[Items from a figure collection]
===

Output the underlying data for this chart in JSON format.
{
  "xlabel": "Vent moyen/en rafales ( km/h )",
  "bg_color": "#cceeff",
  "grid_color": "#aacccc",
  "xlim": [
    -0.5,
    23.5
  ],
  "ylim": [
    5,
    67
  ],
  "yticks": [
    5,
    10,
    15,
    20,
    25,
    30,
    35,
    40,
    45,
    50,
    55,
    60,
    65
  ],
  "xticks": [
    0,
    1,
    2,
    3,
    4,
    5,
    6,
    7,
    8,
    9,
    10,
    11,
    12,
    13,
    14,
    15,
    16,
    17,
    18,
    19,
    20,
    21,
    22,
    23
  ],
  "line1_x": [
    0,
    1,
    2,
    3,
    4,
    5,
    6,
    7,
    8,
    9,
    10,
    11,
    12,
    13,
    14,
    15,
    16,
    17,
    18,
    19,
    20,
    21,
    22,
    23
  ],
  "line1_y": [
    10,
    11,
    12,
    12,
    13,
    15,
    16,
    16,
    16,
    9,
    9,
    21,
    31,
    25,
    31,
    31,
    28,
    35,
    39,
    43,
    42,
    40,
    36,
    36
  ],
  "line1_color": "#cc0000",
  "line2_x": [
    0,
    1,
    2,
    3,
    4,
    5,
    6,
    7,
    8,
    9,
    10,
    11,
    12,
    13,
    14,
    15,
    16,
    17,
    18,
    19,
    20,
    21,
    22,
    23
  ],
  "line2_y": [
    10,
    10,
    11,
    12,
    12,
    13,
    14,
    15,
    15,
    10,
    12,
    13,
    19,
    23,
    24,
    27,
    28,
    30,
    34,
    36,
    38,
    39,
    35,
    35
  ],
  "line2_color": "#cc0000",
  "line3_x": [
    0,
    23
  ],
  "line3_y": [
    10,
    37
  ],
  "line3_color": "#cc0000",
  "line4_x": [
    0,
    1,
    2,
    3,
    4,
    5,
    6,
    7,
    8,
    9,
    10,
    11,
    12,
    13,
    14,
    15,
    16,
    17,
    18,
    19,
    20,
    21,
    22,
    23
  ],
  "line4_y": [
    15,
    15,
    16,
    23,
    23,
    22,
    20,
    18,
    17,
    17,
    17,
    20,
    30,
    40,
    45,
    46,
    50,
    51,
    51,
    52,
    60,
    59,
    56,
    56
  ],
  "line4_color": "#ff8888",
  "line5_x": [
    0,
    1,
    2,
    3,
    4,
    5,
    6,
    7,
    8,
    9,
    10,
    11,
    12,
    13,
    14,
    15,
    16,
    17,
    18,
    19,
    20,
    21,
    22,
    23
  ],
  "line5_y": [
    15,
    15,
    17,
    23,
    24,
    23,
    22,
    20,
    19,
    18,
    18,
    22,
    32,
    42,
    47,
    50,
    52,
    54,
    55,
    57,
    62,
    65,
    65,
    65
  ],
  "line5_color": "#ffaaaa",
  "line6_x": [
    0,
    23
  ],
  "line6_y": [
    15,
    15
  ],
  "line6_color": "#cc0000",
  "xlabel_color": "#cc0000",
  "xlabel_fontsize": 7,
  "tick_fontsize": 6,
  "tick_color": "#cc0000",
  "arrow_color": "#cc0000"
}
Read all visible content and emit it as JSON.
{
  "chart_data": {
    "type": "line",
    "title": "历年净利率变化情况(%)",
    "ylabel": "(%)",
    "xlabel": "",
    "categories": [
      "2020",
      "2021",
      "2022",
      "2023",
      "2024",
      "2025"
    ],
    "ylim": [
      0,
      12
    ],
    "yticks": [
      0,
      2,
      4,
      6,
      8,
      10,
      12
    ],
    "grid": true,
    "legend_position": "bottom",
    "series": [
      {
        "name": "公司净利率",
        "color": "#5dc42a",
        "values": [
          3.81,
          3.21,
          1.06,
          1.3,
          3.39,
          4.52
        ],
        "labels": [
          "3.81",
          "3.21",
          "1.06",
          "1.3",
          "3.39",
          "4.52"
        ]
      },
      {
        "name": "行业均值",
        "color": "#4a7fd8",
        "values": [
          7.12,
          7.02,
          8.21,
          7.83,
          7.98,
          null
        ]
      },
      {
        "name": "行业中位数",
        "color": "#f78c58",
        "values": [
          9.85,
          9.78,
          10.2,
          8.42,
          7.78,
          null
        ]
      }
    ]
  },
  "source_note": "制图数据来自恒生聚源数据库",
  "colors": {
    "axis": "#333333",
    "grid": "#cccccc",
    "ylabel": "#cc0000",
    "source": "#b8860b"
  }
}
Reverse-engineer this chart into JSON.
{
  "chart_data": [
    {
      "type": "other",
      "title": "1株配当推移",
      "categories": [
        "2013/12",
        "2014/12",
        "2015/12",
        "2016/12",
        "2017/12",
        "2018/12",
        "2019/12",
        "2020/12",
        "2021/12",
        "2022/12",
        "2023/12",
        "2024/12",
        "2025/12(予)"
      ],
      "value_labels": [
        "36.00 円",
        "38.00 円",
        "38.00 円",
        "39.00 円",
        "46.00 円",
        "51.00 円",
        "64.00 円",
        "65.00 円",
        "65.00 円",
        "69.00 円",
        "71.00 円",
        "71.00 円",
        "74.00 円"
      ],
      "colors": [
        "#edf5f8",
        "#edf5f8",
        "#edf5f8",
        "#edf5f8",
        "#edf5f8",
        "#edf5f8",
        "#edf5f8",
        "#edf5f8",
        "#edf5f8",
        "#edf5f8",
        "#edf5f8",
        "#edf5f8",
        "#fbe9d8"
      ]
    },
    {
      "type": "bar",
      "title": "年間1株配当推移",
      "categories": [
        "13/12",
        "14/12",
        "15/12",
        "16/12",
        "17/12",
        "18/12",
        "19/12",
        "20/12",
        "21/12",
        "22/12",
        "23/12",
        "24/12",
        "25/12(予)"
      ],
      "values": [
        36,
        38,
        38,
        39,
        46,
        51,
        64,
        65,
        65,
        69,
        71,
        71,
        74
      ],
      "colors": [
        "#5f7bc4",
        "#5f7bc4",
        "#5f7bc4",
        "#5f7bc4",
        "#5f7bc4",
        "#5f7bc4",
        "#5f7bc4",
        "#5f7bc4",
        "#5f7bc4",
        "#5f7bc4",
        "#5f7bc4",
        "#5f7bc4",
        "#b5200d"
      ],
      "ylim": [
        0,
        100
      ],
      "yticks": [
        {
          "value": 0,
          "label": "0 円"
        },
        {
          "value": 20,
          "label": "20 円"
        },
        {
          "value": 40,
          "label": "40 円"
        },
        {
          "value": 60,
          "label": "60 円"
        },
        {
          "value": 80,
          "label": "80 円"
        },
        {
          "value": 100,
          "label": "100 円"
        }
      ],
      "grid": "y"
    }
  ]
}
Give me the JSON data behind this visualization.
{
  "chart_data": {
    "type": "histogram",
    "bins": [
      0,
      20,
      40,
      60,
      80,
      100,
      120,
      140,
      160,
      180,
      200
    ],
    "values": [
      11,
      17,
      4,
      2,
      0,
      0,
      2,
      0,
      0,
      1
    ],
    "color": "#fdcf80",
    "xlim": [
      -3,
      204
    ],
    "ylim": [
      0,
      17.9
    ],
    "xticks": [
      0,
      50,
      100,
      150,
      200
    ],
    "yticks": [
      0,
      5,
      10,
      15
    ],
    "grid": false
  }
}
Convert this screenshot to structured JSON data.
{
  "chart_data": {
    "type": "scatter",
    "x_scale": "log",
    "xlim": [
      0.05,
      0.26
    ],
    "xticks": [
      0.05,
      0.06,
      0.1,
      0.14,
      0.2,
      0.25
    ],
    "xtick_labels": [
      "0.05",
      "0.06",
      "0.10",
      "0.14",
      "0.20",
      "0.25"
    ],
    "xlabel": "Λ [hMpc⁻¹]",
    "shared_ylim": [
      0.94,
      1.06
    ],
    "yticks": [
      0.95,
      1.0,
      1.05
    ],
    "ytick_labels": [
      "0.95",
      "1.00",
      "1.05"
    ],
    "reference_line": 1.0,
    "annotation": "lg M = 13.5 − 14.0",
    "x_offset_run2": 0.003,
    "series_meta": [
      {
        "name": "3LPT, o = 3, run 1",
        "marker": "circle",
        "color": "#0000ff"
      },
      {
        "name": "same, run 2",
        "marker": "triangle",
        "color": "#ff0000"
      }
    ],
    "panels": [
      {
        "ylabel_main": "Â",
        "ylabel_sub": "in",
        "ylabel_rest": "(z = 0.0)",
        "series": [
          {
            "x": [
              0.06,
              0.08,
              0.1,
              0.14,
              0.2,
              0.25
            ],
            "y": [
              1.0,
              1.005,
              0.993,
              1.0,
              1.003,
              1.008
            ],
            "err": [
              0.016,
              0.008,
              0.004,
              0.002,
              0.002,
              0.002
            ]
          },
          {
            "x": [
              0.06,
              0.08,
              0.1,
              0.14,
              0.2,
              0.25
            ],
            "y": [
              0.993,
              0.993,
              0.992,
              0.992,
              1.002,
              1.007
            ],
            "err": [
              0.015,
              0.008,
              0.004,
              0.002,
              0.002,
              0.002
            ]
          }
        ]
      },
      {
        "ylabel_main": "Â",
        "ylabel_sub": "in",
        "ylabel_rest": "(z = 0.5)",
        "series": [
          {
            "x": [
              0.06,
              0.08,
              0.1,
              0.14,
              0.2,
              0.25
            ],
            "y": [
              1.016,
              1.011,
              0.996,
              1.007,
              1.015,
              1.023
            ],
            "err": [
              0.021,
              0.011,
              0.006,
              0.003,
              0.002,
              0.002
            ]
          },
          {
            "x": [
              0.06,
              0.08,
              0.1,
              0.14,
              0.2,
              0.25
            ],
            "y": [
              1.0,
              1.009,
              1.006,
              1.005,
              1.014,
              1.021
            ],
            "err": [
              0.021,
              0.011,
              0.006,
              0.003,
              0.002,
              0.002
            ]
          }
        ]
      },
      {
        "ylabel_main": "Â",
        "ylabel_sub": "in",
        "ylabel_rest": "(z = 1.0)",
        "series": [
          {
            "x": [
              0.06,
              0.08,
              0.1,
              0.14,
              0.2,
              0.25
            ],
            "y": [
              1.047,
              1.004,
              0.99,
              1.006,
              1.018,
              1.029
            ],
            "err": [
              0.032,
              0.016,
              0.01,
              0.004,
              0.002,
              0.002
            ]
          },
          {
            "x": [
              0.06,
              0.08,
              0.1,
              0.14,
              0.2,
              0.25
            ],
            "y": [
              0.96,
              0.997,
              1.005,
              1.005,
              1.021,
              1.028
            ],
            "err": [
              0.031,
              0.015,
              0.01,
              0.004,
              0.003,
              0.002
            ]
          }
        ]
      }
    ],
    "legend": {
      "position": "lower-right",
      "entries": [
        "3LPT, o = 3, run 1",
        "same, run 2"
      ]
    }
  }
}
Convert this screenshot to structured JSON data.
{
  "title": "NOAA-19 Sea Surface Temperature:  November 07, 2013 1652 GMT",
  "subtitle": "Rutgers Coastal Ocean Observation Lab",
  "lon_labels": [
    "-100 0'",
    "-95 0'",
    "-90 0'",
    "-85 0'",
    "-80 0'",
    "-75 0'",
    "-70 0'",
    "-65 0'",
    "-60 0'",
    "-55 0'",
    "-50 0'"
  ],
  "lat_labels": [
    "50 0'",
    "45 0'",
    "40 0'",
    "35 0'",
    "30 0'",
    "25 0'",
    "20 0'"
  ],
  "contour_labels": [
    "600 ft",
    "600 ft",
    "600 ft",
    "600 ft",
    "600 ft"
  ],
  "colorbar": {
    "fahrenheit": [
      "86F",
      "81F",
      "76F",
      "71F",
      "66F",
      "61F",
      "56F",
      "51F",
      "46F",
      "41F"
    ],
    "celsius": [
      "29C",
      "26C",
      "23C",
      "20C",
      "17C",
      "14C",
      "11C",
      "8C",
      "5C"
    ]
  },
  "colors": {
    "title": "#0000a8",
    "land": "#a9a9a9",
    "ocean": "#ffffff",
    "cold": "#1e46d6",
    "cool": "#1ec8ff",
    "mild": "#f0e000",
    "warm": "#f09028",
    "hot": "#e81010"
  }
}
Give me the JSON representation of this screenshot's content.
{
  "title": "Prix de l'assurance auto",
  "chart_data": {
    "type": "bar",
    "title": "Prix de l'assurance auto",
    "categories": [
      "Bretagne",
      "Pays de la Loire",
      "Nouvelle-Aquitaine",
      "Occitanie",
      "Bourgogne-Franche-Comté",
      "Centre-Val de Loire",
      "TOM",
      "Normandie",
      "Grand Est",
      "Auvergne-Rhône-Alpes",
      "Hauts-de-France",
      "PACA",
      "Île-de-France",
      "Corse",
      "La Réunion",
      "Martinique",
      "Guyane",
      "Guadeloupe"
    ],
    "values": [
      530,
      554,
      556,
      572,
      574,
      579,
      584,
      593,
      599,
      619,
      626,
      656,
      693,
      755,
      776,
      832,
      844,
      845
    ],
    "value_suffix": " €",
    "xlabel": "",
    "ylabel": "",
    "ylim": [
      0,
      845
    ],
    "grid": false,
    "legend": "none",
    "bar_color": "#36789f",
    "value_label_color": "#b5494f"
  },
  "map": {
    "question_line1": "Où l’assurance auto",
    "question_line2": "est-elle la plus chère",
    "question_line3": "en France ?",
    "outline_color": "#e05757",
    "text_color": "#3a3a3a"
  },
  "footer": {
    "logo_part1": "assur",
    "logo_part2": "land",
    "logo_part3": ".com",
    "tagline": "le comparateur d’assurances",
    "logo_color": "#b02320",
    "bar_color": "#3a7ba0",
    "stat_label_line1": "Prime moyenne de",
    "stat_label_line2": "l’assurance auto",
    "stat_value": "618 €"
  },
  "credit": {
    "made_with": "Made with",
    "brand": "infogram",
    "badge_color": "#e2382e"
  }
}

===

- **PROBLEM TO WORK ON**:
Show the lines of the data that hold the word "Prix".

- **SOLUTION FOR THIS EXERCISE**:
  "title": "Prix de l'assurance auto",
    "title": "Prix de l'assurance auto",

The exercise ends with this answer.